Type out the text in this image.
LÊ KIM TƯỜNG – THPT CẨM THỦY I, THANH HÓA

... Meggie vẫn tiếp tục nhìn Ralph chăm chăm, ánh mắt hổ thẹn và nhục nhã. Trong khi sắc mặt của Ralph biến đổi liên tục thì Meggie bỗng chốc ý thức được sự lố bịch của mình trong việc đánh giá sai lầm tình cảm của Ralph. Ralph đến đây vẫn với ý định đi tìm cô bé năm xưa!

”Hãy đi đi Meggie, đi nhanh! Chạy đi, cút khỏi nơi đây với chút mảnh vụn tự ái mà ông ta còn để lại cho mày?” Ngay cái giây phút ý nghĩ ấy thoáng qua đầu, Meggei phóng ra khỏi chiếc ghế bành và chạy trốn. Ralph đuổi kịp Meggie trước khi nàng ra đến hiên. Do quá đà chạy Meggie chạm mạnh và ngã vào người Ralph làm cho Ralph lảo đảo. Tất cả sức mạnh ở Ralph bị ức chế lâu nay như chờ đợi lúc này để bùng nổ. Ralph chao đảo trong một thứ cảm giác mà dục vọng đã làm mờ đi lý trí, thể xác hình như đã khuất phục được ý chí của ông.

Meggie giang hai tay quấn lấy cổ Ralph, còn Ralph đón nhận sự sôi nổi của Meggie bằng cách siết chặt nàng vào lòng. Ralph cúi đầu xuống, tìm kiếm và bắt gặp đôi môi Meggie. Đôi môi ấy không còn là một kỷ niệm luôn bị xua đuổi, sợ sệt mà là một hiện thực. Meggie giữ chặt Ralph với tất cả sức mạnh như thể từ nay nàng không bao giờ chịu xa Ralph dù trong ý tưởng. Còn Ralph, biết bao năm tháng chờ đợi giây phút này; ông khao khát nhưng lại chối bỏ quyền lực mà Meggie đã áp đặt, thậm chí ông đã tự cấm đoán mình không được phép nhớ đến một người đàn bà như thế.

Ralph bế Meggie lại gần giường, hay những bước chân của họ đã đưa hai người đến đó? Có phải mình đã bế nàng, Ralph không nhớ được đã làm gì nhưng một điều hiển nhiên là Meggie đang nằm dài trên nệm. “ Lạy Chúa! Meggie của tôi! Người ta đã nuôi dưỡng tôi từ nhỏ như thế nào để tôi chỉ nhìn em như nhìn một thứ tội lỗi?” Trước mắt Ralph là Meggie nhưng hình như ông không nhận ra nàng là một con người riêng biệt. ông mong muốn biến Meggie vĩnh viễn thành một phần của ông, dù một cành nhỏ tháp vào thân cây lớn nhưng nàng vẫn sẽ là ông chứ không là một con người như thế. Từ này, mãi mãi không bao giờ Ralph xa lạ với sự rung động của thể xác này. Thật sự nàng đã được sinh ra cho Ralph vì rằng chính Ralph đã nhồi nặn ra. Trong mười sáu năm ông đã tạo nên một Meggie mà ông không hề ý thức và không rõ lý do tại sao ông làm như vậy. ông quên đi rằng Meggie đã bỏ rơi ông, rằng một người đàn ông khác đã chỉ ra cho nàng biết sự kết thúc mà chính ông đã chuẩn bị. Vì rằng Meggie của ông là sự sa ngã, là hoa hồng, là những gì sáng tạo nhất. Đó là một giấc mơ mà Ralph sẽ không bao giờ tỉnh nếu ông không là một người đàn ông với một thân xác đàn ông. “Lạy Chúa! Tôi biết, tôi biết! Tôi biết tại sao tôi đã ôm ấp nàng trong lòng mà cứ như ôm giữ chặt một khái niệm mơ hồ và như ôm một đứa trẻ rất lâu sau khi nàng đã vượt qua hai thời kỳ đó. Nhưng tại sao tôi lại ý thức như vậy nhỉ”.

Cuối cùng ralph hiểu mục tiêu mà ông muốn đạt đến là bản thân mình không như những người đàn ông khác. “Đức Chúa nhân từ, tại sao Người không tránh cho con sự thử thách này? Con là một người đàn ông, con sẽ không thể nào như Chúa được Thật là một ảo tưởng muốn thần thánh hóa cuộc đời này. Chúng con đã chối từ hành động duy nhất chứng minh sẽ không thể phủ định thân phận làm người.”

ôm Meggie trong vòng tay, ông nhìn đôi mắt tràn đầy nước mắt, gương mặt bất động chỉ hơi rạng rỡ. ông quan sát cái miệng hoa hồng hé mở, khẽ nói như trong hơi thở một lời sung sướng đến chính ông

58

━━━

Exercise details: Return all of the entries exactly as written.

Written answer:
Type out the text in this image.
LÊ KIM TƯỜNG – THPT CẨM THỦY I, THANH HÓA

... Meggie vẫn tiếp tục nhìn Ralph chăm chăm, ánh mắt hổ thẹn và nhục nhã. Trong khi sắc mặt của Ralph biến đổi liên tục thì Meggie bỗng chốc ý thức được sự lố bịch của mình trong việc đánh giá sai lầm tình cảm của Ralph. Ralph đến đây vẫn với ý định đi tìm cô bé năm xưa!

”Hãy đi đi Meggie, đi nhanh! Chạy đi, cút khỏi nơi đây với chút mảnh vụn tự ái mà ông ta còn để lại cho mày?” Ngay cái giây phút ý nghĩ ấy thoáng qua đầu, Meggei phóng ra khỏi chiếc ghế bành và chạy trốn. Ralph đuổi kịp Meggie trước khi nàng ra đến hiên. Do quá đà chạy Meggie chạm mạnh và ngã vào người Ralph làm cho Ralph lảo đảo. Tất cả sức mạnh ở Ralph bị ức chế lâu nay như chờ đợi lúc này để bùng nổ. Ralph chao đảo trong một thứ cảm giác mà dục vọng đã làm mờ đi lý trí, thể xác hình như đã khuất phục được ý chí của ông.

Meggie giang hai tay quấn lấy cổ Ralph, còn Ralph đón nhận sự sôi nổi của Meggie bằng cách siết chặt nàng vào lòng. Ralph cúi đầu xuống, tìm kiếm và bắt gặp đôi môi Meggie. Đôi môi ấy không còn là một kỷ niệm luôn bị xua đuổi, sợ sệt mà là một hiện thực. Meggie giữ chặt Ralph với tất cả sức mạnh như thể từ nay nàng không bao giờ chịu xa Ralph dù trong ý tưởng. Còn Ralph, biết bao năm tháng chờ đợi giây phút này; ông khao khát nhưng lại chối bỏ quyền lực mà Meggie đã áp đặt, thậm chí ông đã tự cấm đoán mình không được phép nhớ đến một người đàn bà như thế.

Ralph bế Meggie lại gần giường, hay những bước chân của họ đã đưa hai người đến đó? Có phải mình đã bế nàng, Ralph không nhớ được đã làm gì nhưng một điều hiển nhiên là Meggie đang nằm dài trên nệm. “ Lạy Chúa! Meggie của tôi! Người ta đã nuôi dưỡng tôi từ nhỏ như thế nào để tôi chỉ nhìn em như nhìn một thứ tội lỗi?” Trước mắt Ralph là Meggie nhưng hình như ông không nhận ra nàng là một con người riêng biệt. ông mong muốn biến Meggie vĩnh viễn thành một phần của ông, dù một cành nhỏ tháp vào thân cây lớn nhưng nàng vẫn sẽ là ông chứ không là một con người như thế. Từ này, mãi mãi không bao giờ Ralph xa lạ với sự rung động của thể xác này. Thật sự nàng đã được sinh ra cho Ralph vì rằng chính Ralph đã nhồi nặn ra. Trong mười sáu năm ông đã tạo nên một Meggie mà ông không hề ý thức và không rõ lý do tại sao ông làm như vậy. ông quên đi rằng Meggie đã bỏ rơi ông, rằng một người đàn ông khác đã chỉ ra cho nàng biết sự kết thúc mà chính ông đã chuẩn bị. Vì rằng Meggie của ông là sự sa ngã, là hoa hồng, là những gì sáng tạo nhất. Đó là một giấc mơ mà Ralph sẽ không bao giờ tỉnh nếu ông không là một người đàn ông với một thân xác đàn ông. “Lạy Chúa! Tôi biết, tôi biết! Tôi biết tại sao tôi đã ôm ấp nàng trong lòng mà cứ như ôm giữ chặt một khái niệm mơ hồ và như ôm một đứa trẻ rất lâu sau khi nàng đã vượt qua hai thời kỳ đó. Nhưng tại sao tôi lại ý thức như vậy nhỉ”.

Cuối cùng ralph hiểu mục tiêu mà ông muốn đạt đến là bản thân mình không như những người đàn ông khác. “Đức Chúa nhân từ, tại sao Người không tránh cho con sự thử thách này? Con là một người đàn ông, con sẽ không thể nào như Chúa được Thật là một ảo tưởng muốn thần thánh hóa cuộc đời này. Chúng con đã chối từ hành động duy nhất chứng minh sẽ không thể phủ định thân phận làm người.”

ôm Meggie trong vòng tay, ông nhìn đôi mắt tràn đầy nước mắt, gương mặt bất động chỉ hơi rạng rỡ. ông quan sát cái miệng hoa hồng hé mở, khẽ nói như trong hơi thở một lời sung sướng đến chính ông

58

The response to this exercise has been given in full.